■ **Written request**:
Across the entries below, how many lines contain the word "angle"? Give the number alone.

++++++++

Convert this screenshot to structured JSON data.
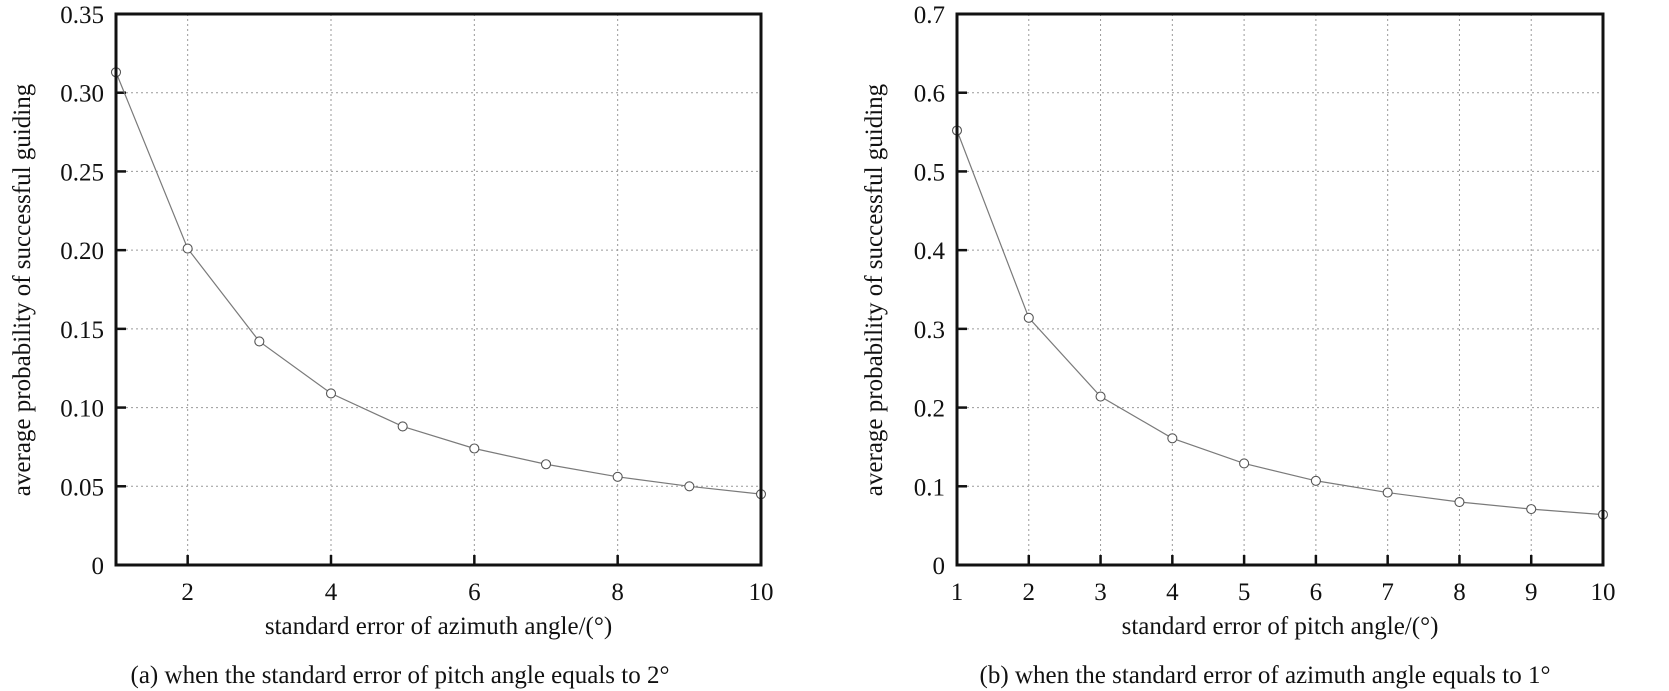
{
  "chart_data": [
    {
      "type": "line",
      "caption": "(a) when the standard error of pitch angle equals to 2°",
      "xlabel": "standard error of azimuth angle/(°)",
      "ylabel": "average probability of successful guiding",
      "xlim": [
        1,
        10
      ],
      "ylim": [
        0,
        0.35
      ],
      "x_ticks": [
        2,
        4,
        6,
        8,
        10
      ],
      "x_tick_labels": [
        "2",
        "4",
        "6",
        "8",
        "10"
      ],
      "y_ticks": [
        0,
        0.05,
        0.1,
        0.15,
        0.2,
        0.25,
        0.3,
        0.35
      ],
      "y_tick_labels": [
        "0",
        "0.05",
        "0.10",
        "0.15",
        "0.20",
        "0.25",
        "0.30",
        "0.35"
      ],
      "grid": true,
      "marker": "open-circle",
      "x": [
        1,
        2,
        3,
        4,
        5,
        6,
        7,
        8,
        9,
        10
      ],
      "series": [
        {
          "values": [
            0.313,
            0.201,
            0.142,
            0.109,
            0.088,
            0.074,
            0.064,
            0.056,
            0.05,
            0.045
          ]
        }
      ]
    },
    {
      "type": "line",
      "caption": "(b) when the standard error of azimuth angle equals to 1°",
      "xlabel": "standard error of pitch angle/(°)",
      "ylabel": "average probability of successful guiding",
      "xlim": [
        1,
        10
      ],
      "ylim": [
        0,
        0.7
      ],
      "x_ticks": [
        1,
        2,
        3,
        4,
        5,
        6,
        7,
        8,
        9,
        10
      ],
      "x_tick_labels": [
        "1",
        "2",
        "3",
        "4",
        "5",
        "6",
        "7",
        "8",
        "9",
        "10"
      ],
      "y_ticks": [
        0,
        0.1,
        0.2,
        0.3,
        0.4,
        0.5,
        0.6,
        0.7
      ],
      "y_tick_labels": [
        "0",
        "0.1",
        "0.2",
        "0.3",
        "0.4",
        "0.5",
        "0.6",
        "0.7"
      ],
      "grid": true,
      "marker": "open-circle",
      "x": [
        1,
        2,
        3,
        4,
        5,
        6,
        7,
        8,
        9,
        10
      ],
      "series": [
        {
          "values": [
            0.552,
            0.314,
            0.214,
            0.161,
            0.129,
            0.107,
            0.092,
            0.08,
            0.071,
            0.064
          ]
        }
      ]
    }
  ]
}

++++++++

■ **Answer to the problem**:
4